* **EXERCISE BRIEF**
Collect all lines from the listing that include the string "delle".

(Data records)
------------------------------------------------
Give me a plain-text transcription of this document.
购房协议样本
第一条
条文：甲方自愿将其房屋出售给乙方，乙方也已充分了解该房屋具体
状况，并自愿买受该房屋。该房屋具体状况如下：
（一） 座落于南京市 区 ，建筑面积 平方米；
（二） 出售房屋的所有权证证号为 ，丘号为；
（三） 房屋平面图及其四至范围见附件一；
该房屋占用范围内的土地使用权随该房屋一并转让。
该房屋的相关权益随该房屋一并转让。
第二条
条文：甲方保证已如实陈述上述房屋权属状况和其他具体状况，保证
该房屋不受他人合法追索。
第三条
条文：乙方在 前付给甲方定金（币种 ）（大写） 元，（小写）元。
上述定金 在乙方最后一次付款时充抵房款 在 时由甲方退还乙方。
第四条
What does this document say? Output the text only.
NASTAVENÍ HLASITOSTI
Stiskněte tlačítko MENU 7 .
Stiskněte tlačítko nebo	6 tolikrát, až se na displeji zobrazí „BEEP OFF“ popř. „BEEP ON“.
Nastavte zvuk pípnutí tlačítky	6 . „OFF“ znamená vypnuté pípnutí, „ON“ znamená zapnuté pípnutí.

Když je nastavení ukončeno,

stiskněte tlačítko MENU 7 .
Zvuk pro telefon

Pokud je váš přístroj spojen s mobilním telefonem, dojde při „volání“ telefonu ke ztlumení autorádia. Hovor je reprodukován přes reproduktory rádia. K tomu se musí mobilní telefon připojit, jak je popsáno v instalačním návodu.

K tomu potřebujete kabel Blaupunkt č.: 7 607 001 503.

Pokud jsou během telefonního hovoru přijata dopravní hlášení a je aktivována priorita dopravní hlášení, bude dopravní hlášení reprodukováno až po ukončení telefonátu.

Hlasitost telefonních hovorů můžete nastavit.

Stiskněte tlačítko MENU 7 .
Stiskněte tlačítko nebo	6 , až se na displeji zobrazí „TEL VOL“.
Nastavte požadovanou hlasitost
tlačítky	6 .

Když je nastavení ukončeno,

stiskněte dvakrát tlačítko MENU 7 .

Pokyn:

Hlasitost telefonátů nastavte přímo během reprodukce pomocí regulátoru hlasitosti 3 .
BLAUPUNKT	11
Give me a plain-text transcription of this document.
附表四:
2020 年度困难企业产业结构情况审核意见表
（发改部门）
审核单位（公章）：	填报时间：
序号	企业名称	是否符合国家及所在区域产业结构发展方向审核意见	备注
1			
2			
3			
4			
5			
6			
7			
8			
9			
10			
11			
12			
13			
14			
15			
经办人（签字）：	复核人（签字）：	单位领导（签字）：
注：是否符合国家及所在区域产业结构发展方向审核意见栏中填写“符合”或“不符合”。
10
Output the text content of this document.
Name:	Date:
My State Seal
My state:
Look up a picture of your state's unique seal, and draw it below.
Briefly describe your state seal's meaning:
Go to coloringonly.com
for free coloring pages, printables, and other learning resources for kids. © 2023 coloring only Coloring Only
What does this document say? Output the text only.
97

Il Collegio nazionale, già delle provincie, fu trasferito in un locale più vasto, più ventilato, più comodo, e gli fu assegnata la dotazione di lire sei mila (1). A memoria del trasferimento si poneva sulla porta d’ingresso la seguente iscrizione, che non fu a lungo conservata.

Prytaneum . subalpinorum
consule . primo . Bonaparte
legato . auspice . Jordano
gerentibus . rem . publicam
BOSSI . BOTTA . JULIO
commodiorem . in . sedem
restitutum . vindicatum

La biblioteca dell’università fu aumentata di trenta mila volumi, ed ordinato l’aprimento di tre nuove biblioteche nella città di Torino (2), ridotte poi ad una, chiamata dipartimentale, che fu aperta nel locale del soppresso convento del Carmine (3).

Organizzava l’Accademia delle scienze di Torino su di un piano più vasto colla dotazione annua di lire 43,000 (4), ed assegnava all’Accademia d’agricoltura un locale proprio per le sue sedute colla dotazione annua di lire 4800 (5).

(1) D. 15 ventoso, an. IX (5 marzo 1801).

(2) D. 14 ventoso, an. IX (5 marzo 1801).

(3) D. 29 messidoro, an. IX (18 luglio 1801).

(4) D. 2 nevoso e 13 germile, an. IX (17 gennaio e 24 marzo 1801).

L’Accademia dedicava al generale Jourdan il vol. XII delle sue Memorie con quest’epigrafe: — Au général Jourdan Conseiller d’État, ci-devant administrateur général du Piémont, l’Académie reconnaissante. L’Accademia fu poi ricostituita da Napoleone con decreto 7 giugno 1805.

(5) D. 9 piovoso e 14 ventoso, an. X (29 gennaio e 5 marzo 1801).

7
------------------------------------------------
* **TASK OUTPUT**
Il Collegio nazionale, già delle provincie, fu trasferito in un locale più vasto, più ventilato, più comodo, e gli fu assegnata la dotazione di lire sei mila (1). A memoria del trasferimento si poneva sulla porta d’ingresso la seguente iscrizione, che non fu a lungo conservata.
Organizzava l’Accademia delle scienze di Torino su di un piano più vasto colla dotazione annua di lire 43,000 (4), ed assegnava all’Accademia d’agricoltura un locale proprio per le sue sedute colla dotazione annua di lire 4800 (5).
L’Accademia dedicava al generale Jourdan il vol. XII delle sue Memorie con quest’epigrafe: — Au général Jourdan Conseiller d’État, ci-devant administrateur général du Piémont, l’Académie reconnaissante. L’Accademia fu poi ricostituita da Napoleone con decreto 7 giugno 1805.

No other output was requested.